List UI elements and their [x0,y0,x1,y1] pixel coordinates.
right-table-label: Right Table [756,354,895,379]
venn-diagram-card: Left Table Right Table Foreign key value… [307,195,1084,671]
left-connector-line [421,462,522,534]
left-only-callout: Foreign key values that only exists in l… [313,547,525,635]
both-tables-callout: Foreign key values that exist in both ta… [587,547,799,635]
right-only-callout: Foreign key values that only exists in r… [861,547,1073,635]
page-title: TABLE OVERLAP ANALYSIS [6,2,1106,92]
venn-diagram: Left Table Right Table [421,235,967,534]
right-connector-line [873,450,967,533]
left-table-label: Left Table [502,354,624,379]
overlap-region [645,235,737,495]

Instructions to follow: Reproduce the records word for word, starting at their first line and ending at the line that contains "page-title: TABLE OVERLAP".

Task solution:
List UI elements and their [x0,y0,x1,y1] pixel coordinates.
right-table-label: Right Table [756,354,895,379]
venn-diagram-card: Left Table Right Table Foreign key value… [307,195,1084,671]
left-connector-line [421,462,522,534]
left-only-callout: Foreign key values that only exists in l… [313,547,525,635]
both-tables-callout: Foreign key values that exist in both ta… [587,547,799,635]
right-only-callout: Foreign key values that only exists in r… [861,547,1073,635]
page-title: TABLE OVERLAP ANALYSIS [6,2,1106,92]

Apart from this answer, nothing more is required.